List all lines of the data containing the word "right".

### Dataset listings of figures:
..............................

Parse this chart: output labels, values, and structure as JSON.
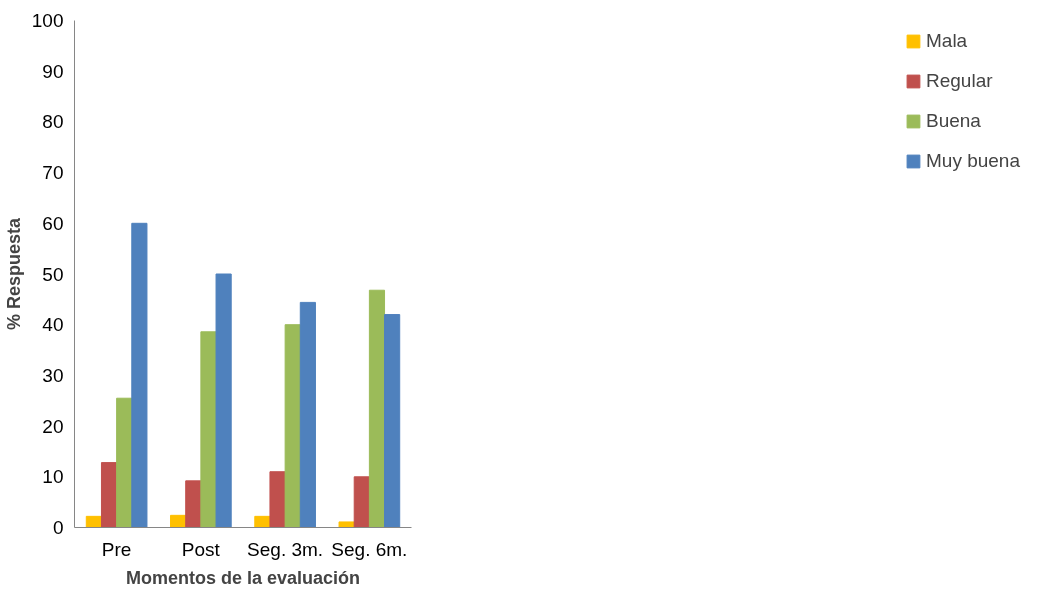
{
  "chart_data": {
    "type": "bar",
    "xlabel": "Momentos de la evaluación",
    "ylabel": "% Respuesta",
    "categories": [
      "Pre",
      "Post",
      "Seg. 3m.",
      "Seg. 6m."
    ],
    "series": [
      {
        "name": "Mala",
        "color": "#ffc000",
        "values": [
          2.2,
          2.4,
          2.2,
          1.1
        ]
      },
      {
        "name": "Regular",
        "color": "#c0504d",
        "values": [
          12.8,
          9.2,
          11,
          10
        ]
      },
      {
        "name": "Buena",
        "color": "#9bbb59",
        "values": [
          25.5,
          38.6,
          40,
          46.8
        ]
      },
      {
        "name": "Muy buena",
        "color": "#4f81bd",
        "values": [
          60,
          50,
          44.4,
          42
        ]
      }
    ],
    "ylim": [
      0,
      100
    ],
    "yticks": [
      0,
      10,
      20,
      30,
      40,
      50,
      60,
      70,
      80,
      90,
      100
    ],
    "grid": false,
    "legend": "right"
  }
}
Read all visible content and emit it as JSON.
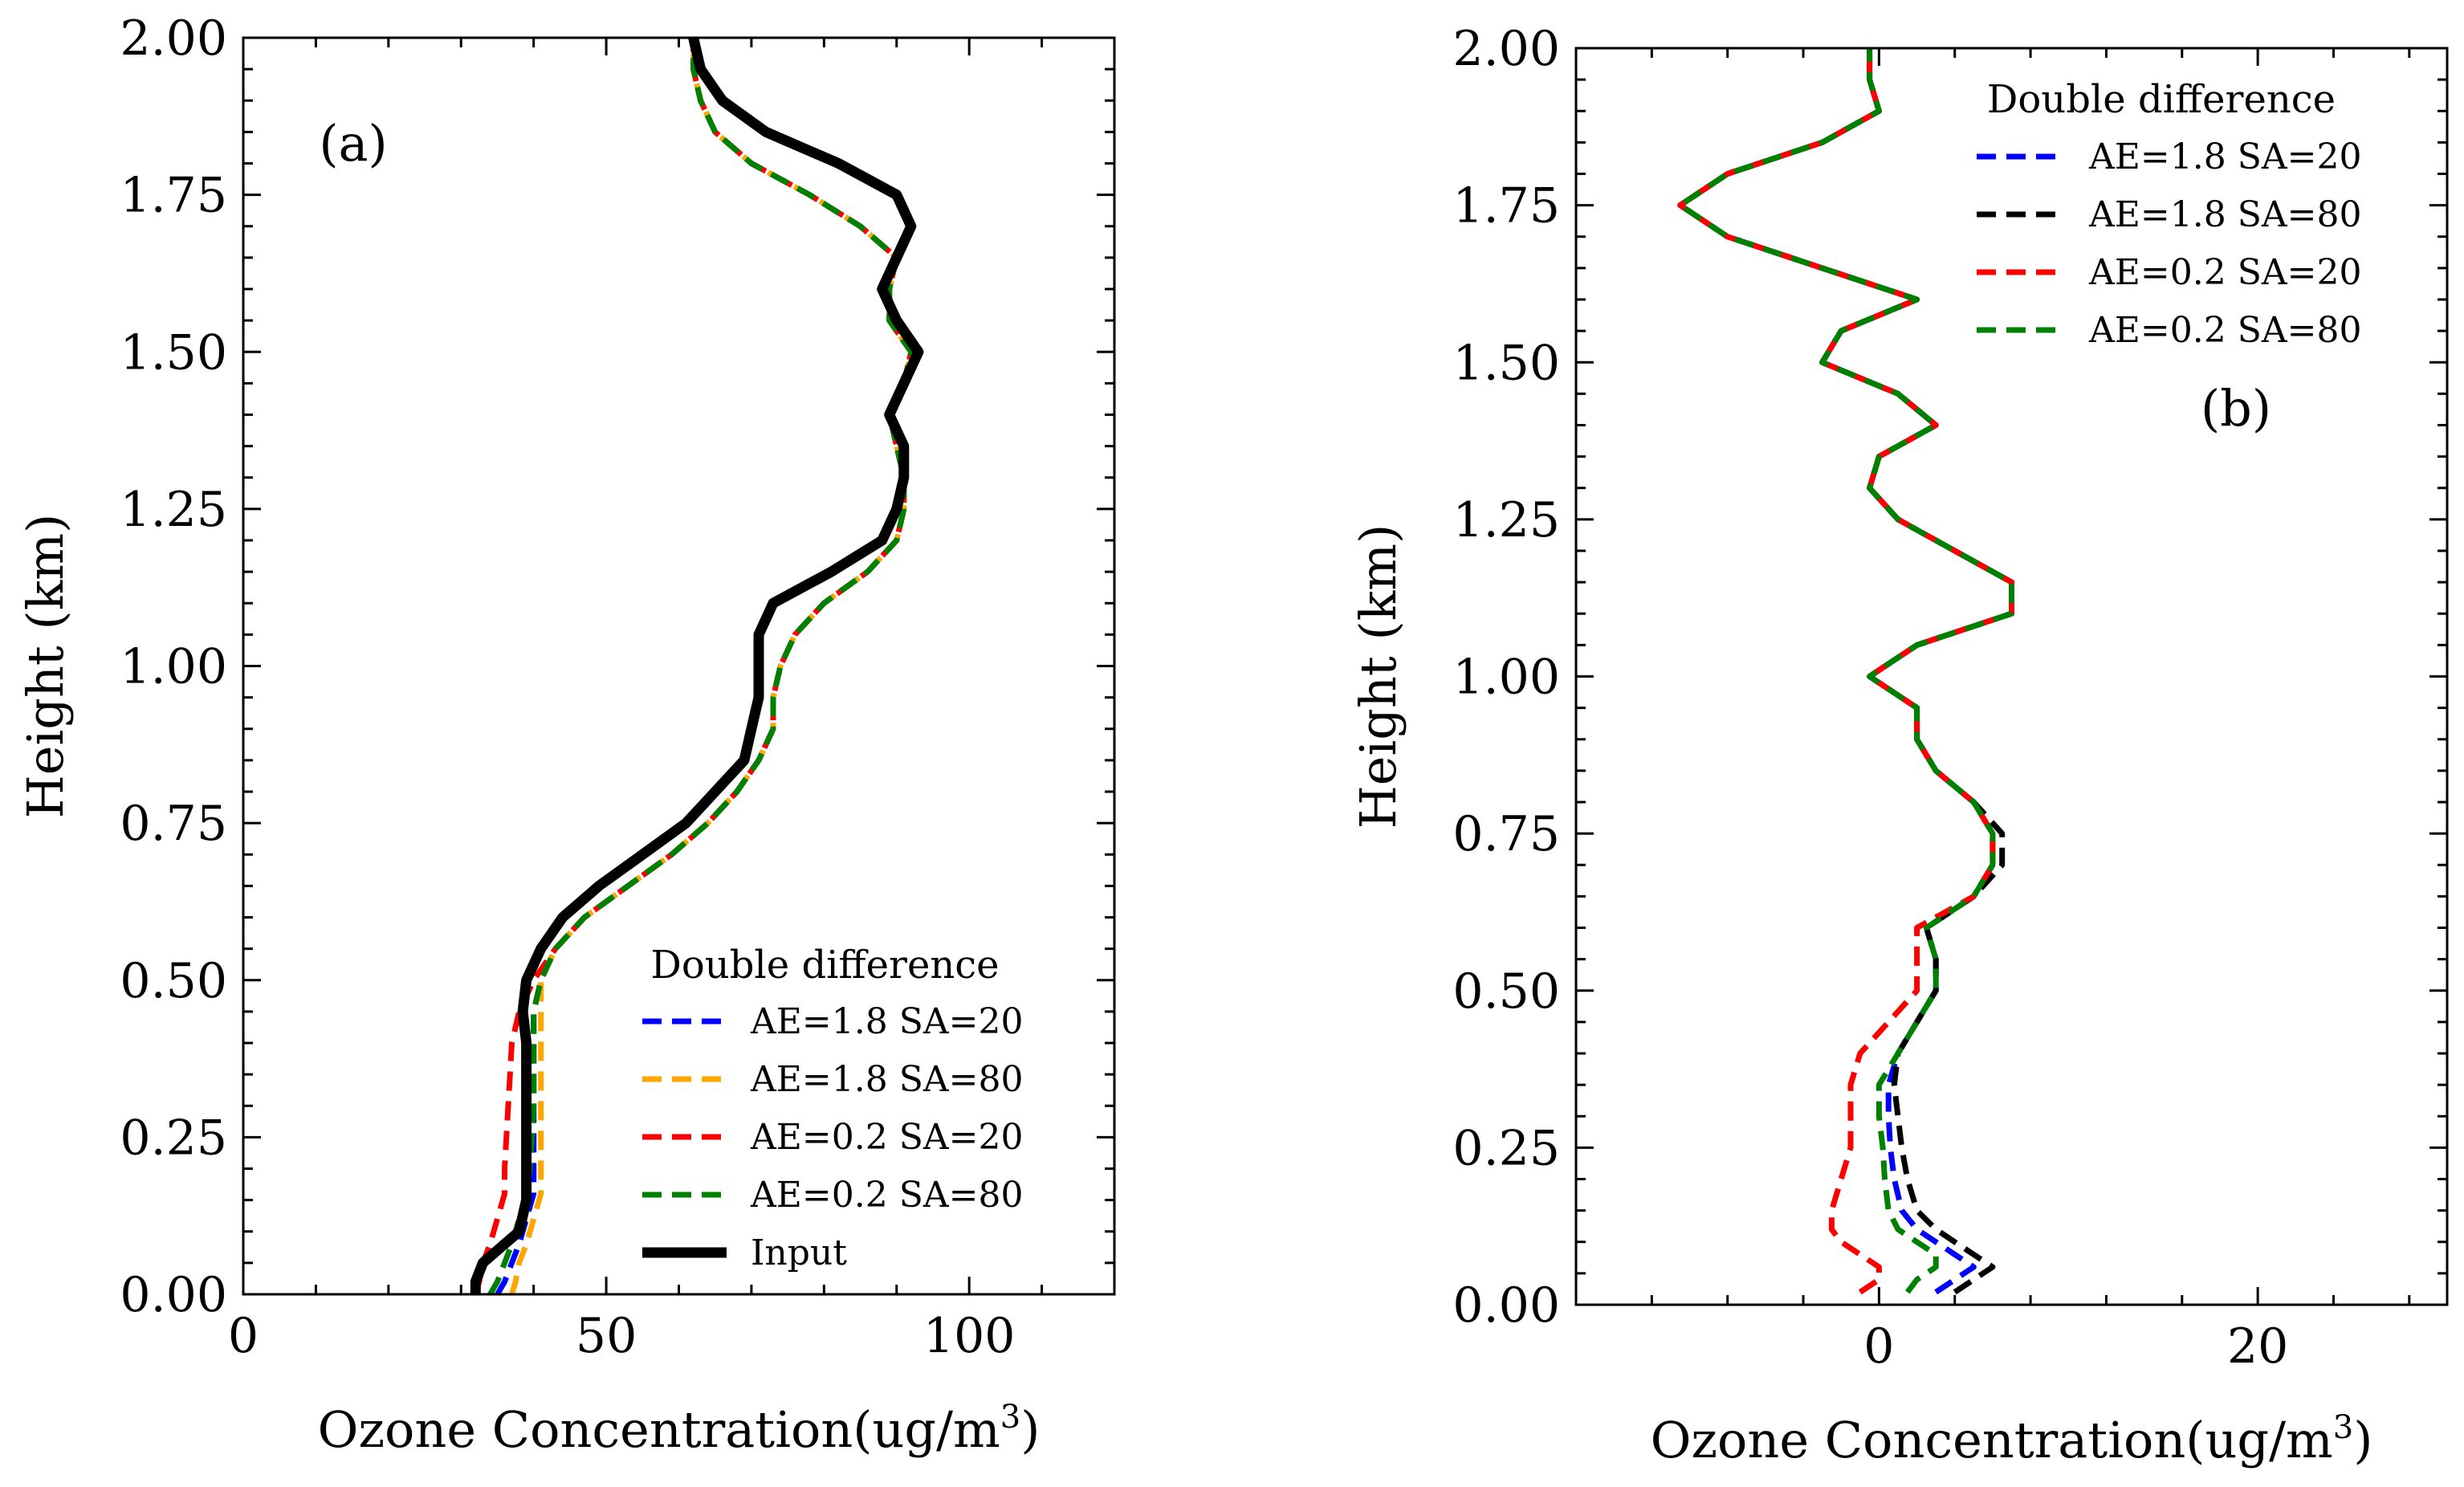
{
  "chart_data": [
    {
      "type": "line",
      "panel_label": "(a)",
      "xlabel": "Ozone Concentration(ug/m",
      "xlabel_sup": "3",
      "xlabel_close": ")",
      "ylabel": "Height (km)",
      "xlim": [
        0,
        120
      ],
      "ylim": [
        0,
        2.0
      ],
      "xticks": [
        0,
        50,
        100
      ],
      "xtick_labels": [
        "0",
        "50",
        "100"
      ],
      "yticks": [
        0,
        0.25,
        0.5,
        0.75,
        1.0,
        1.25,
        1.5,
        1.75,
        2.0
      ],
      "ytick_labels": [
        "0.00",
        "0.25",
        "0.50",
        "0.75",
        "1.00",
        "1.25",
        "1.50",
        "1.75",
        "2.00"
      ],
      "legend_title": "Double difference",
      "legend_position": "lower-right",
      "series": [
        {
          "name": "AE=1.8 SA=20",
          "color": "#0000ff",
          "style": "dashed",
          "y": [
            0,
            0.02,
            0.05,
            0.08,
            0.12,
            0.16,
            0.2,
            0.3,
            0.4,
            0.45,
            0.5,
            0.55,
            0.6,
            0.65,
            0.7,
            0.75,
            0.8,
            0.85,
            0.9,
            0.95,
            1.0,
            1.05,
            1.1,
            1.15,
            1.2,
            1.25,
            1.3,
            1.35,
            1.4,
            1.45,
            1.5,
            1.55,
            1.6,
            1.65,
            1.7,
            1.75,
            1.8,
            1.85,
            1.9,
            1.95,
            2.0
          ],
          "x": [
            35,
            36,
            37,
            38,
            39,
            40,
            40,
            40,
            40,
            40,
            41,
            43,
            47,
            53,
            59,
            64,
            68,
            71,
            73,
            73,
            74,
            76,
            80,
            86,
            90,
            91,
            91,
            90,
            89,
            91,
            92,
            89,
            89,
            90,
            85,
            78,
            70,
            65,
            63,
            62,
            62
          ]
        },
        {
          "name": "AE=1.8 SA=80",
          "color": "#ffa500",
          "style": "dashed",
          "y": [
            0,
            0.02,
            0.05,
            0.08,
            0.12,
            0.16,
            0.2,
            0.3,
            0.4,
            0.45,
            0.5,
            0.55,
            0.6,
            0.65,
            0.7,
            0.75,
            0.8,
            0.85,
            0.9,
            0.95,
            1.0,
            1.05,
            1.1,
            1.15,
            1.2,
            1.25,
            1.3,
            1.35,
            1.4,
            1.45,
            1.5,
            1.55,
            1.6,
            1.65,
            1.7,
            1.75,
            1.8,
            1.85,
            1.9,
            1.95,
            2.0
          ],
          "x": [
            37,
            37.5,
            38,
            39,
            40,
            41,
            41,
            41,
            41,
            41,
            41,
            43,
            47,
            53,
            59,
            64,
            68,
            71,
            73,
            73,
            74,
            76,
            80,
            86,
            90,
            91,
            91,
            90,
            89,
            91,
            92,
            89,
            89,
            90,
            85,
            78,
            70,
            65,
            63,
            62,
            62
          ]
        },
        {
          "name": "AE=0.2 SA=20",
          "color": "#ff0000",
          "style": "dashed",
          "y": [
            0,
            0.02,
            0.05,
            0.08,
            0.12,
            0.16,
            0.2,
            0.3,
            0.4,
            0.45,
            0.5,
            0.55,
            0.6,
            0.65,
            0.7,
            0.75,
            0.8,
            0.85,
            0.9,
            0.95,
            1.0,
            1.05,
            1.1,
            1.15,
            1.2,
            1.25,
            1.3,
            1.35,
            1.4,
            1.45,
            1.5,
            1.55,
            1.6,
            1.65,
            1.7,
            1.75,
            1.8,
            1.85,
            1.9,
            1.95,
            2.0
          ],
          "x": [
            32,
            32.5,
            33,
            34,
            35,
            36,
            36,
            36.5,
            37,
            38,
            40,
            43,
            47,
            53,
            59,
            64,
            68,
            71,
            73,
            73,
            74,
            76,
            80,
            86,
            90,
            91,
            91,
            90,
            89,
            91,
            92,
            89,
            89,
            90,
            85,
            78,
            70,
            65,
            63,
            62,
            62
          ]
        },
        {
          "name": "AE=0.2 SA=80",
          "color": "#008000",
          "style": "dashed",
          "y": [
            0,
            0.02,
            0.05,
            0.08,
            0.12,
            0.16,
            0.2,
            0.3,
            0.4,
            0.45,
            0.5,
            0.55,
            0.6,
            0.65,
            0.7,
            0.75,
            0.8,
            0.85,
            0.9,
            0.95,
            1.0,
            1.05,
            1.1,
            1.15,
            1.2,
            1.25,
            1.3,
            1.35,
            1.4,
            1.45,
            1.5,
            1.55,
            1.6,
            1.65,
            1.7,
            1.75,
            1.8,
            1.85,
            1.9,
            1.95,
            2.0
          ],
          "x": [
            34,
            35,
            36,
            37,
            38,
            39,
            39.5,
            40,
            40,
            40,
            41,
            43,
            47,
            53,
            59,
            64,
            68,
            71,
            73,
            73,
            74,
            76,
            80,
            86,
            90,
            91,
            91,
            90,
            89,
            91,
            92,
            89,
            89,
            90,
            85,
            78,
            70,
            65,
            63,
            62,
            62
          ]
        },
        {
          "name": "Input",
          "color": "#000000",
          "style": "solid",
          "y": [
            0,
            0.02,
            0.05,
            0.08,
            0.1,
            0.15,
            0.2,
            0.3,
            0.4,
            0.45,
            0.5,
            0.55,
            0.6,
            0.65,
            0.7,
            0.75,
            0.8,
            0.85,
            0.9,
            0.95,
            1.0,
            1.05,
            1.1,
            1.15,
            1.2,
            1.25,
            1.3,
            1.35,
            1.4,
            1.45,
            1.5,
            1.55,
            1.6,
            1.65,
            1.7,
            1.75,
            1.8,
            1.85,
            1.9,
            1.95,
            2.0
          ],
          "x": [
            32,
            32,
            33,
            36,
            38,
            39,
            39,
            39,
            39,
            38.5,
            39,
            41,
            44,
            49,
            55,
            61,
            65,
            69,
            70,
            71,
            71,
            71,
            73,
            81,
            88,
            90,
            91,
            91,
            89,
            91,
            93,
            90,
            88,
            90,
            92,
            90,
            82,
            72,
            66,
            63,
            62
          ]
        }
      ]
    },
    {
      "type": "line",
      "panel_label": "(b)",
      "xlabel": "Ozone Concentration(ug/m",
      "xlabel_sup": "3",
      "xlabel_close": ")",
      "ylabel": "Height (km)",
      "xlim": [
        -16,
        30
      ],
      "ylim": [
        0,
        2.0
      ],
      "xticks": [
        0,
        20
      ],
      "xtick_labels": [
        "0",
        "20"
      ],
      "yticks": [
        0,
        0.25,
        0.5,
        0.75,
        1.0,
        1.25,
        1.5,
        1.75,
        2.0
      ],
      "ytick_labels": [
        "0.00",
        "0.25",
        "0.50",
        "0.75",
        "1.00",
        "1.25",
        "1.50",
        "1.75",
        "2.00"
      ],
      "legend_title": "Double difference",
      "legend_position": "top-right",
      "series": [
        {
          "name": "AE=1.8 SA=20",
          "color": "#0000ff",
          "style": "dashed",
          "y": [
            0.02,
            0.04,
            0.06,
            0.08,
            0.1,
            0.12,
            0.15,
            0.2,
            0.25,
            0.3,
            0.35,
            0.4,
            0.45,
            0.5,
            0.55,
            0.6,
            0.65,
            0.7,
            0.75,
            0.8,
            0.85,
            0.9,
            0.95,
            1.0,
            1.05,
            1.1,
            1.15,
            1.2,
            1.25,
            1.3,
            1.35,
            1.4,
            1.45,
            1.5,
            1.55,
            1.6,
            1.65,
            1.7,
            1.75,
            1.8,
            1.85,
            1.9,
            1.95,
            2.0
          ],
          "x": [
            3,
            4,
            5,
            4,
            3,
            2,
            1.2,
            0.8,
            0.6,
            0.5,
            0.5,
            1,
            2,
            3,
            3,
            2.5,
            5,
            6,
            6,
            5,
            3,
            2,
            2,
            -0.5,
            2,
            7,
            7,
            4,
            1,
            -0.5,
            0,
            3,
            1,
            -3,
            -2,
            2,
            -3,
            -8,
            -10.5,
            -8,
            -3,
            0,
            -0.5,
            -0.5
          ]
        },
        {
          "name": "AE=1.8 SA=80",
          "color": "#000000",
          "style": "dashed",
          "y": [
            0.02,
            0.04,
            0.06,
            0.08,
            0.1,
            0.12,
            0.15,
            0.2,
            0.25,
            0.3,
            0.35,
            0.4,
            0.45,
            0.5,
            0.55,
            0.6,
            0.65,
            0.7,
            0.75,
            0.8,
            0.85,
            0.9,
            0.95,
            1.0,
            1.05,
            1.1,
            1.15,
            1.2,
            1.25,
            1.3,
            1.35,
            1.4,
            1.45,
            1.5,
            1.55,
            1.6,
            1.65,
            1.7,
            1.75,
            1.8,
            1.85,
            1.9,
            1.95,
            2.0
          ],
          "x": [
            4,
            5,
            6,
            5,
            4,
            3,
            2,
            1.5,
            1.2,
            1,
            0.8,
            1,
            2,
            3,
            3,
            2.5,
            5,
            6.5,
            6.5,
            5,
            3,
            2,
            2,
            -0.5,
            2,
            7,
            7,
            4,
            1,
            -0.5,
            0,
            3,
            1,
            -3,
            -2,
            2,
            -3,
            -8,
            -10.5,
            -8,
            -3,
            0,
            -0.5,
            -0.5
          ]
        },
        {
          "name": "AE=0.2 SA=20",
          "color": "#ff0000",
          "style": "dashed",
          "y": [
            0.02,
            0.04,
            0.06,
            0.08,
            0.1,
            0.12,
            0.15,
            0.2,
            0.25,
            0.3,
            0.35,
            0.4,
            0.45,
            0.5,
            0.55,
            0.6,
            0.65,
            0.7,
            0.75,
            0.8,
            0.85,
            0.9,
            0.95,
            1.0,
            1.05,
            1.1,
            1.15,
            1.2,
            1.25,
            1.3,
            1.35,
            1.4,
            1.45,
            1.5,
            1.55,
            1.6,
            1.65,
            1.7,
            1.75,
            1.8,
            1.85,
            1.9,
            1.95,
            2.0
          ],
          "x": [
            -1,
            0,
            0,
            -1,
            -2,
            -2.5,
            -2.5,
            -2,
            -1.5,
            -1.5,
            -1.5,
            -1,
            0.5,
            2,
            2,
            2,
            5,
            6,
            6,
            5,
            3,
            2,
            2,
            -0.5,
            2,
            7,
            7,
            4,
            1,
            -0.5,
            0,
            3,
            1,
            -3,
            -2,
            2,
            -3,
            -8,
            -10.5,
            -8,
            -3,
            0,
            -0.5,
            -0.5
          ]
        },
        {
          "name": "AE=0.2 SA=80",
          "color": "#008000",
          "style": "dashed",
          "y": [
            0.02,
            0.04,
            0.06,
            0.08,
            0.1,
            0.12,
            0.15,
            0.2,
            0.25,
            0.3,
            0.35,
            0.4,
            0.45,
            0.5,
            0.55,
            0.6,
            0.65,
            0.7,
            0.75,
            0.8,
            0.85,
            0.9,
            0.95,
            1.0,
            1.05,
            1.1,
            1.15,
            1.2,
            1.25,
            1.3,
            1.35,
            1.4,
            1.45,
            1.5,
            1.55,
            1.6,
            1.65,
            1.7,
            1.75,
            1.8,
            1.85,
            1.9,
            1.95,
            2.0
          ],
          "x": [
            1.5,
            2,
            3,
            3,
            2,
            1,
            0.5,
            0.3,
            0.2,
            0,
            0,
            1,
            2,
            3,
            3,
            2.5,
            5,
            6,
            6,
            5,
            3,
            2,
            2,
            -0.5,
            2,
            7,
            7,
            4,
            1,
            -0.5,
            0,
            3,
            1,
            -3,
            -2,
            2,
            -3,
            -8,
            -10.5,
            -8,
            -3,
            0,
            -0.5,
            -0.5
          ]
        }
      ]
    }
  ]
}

..............................

### ANSWER IN FULL:
    "legend": "right"
      "legend_position": "lower-right",
      "legend_position": "top-right",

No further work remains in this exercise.